• _DO THIS_:
Set down the records once more, please, exactly and with the pictures left out.
>> START
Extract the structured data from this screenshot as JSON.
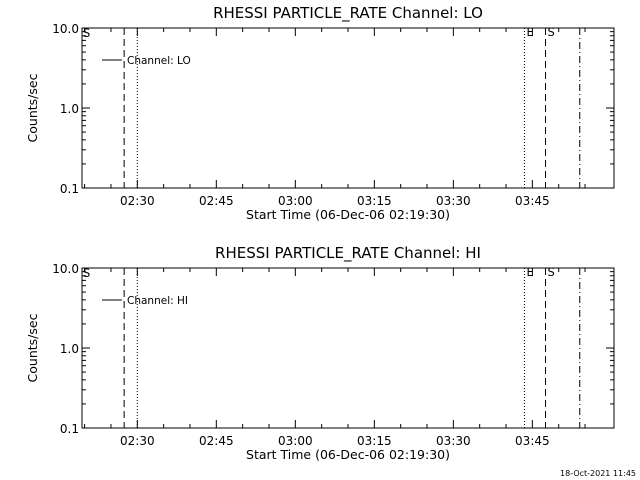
{
  "footer": {
    "timestamp": "18-Oct-2021 11:45"
  },
  "chart_data": [
    {
      "type": "line",
      "title": "RHESSI PARTICLE_RATE Channel: LO",
      "xlabel": "Start Time (06-Dec-06 02:19:30)",
      "ylabel": "Counts/sec",
      "yscale": "log",
      "ylim": [
        0.1,
        10.0
      ],
      "y_ticks": [
        {
          "value": 0.1,
          "label": "0.1"
        },
        {
          "value": 1.0,
          "label": "1.0"
        },
        {
          "value": 10.0,
          "label": "10.0"
        }
      ],
      "xlim": [
        "02:19:30",
        "04:00:30"
      ],
      "x_ticks": [
        "02:30",
        "02:45",
        "03:00",
        "03:15",
        "03:30",
        "03:45"
      ],
      "legend": {
        "position": "top-left",
        "entries": [
          "Channel: LO"
        ]
      },
      "series": [
        {
          "name": "Channel: LO",
          "x": [],
          "y": []
        }
      ],
      "event_lines": [
        {
          "time": "02:27:30",
          "style": "dashed",
          "label": ""
        },
        {
          "time": "02:30:00",
          "style": "dotted",
          "label": ""
        },
        {
          "time": "03:43:30",
          "style": "dotted",
          "label": "E"
        },
        {
          "time": "03:47:30",
          "style": "dashed",
          "label": "S"
        },
        {
          "time": "03:54:00",
          "style": "dashdot",
          "label": ""
        }
      ],
      "corner_label": "S"
    },
    {
      "type": "line",
      "title": "RHESSI PARTICLE_RATE Channel: HI",
      "xlabel": "Start Time (06-Dec-06 02:19:30)",
      "ylabel": "Counts/sec",
      "yscale": "log",
      "ylim": [
        0.1,
        10.0
      ],
      "y_ticks": [
        {
          "value": 0.1,
          "label": "0.1"
        },
        {
          "value": 1.0,
          "label": "1.0"
        },
        {
          "value": 10.0,
          "label": "10.0"
        }
      ],
      "xlim": [
        "02:19:30",
        "04:00:30"
      ],
      "x_ticks": [
        "02:30",
        "02:45",
        "03:00",
        "03:15",
        "03:30",
        "03:45"
      ],
      "legend": {
        "position": "top-left",
        "entries": [
          "Channel: HI"
        ]
      },
      "series": [
        {
          "name": "Channel: HI",
          "x": [],
          "y": []
        }
      ],
      "event_lines": [
        {
          "time": "02:27:30",
          "style": "dashed",
          "label": ""
        },
        {
          "time": "02:30:00",
          "style": "dotted",
          "label": ""
        },
        {
          "time": "03:43:30",
          "style": "dotted",
          "label": "E"
        },
        {
          "time": "03:47:30",
          "style": "dashed",
          "label": "S"
        },
        {
          "time": "03:54:00",
          "style": "dashdot",
          "label": ""
        }
      ],
      "corner_label": "S"
    }
  ]
}
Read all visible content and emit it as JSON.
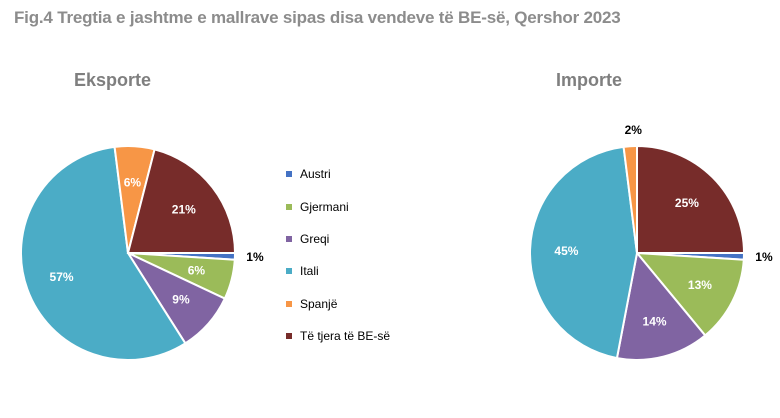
{
  "figure_title": "Fig.4 Tregtia e jashtme  e mallrave sipas disa vendeve  të BE-së, Qershor 2023",
  "legend": [
    {
      "label": "Austri",
      "color": "#4472c4"
    },
    {
      "label": "Gjermani",
      "color": "#9bbb59"
    },
    {
      "label": "Greqi",
      "color": "#8064a2"
    },
    {
      "label": "Itali",
      "color": "#4bacc6"
    },
    {
      "label": "Spanjë",
      "color": "#f79646"
    },
    {
      "label": "Të tjera të BE-së",
      "color": "#772c2a"
    }
  ],
  "chart_data": [
    {
      "type": "pie",
      "title": "Eksporte",
      "categories": [
        "Austri",
        "Gjermani",
        "Greqi",
        "Itali",
        "Spanjë",
        "Të tjera të BE-së"
      ],
      "values": [
        1,
        6,
        9,
        57,
        6,
        21
      ],
      "labels": [
        "1%",
        "6%",
        "9%",
        "57%",
        "6%",
        "21%"
      ]
    },
    {
      "type": "pie",
      "title": "Importe",
      "categories": [
        "Austri",
        "Gjermani",
        "Greqi",
        "Itali",
        "Spanjë",
        "Të tjera të BE-së"
      ],
      "values": [
        1,
        13,
        14,
        45,
        2,
        25
      ],
      "labels": [
        "1%",
        "13%",
        "14%",
        "45%",
        "2%",
        "25%"
      ]
    }
  ]
}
>> END
• _WRITTEN SOLUTION_:
Extract the structured data from this screenshot as JSON.
{
  "footer": {
    "timestamp": "18-Oct-2021 11:45"
  },
  "chart_data": [
    {
      "type": "line",
      "title": "RHESSI PARTICLE_RATE Channel: LO",
      "xlabel": "Start Time (06-Dec-06 02:19:30)",
      "ylabel": "Counts/sec",
      "yscale": "log",
      "ylim": [
        0.1,
        10.0
      ],
      "y_ticks": [
        {
          "value": 0.1,
          "label": "0.1"
        },
        {
          "value": 1.0,
          "label": "1.0"
        },
        {
          "value": 10.0,
          "label": "10.0"
        }
      ],
      "xlim": [
        "02:19:30",
        "04:00:30"
      ],
      "x_ticks": [
        "02:30",
        "02:45",
        "03:00",
        "03:15",
        "03:30",
        "03:45"
      ],
      "legend": {
        "position": "top-left",
        "entries": [
          "Channel: LO"
        ]
      },
      "series": [
        {
          "name": "Channel: LO",
          "x": [],
          "y": []
        }
      ],
      "event_lines": [
        {
          "time": "02:27:30",
          "style": "dashed",
          "label": ""
        },
        {
          "time": "02:30:00",
          "style": "dotted",
          "label": ""
        },
        {
          "time": "03:43:30",
          "style": "dotted",
          "label": "E"
        },
        {
          "time": "03:47:30",
          "style": "dashed",
          "label": "S"
        },
        {
          "time": "03:54:00",
          "style": "dashdot",
          "label": ""
        }
      ],
      "corner_label": "S"
    },
    {
      "type": "line",
      "title": "RHESSI PARTICLE_RATE Channel: HI",
      "xlabel": "Start Time (06-Dec-06 02:19:30)",
      "ylabel": "Counts/sec",
      "yscale": "log",
      "ylim": [
        0.1,
        10.0
      ],
      "y_ticks": [
        {
          "value": 0.1,
          "label": "0.1"
        },
        {
          "value": 1.0,
          "label": "1.0"
        },
        {
          "value": 10.0,
          "label": "10.0"
        }
      ],
      "xlim": [
        "02:19:30",
        "04:00:30"
      ],
      "x_ticks": [
        "02:30",
        "02:45",
        "03:00",
        "03:15",
        "03:30",
        "03:45"
      ],
      "legend": {
        "position": "top-left",
        "entries": [
          "Channel: HI"
        ]
      },
      "series": [
        {
          "name": "Channel: HI",
          "x": [],
          "y": []
        }
      ],
      "event_lines": [
        {
          "time": "02:27:30",
          "style": "dashed",
          "label": ""
        },
        {
          "time": "02:30:00",
          "style": "dotted",
          "label": ""
        },
        {
          "time": "03:43:30",
          "style": "dotted",
          "label": "E"
        },
        {
          "time": "03:47:30",
          "style": "dashed",
          "label": "S"
        },
        {
          "time": "03:54:00",
          "style": "dashdot",
          "label": ""
        }
      ],
      "corner_label": "S"
    }
  ]
}
Read all visible content and emit it as JSON.
{
  "figure_title": "Fig.4 Tregtia e jashtme  e mallrave sipas disa vendeve  të BE-së, Qershor 2023",
  "legend": [
    {
      "label": "Austri",
      "color": "#4472c4"
    },
    {
      "label": "Gjermani",
      "color": "#9bbb59"
    },
    {
      "label": "Greqi",
      "color": "#8064a2"
    },
    {
      "label": "Itali",
      "color": "#4bacc6"
    },
    {
      "label": "Spanjë",
      "color": "#f79646"
    },
    {
      "label": "Të tjera të BE-së",
      "color": "#772c2a"
    }
  ],
  "chart_data": [
    {
      "type": "pie",
      "title": "Eksporte",
      "categories": [
        "Austri",
        "Gjermani",
        "Greqi",
        "Itali",
        "Spanjë",
        "Të tjera të BE-së"
      ],
      "values": [
        1,
        6,
        9,
        57,
        6,
        21
      ],
      "labels": [
        "1%",
        "6%",
        "9%",
        "57%",
        "6%",
        "21%"
      ]
    },
    {
      "type": "pie",
      "title": "Importe",
      "categories": [
        "Austri",
        "Gjermani",
        "Greqi",
        "Itali",
        "Spanjë",
        "Të tjera të BE-së"
      ],
      "values": [
        1,
        13,
        14,
        45,
        2,
        25
      ],
      "labels": [
        "1%",
        "13%",
        "14%",
        "45%",
        "2%",
        "25%"
      ]
    }
  ]
}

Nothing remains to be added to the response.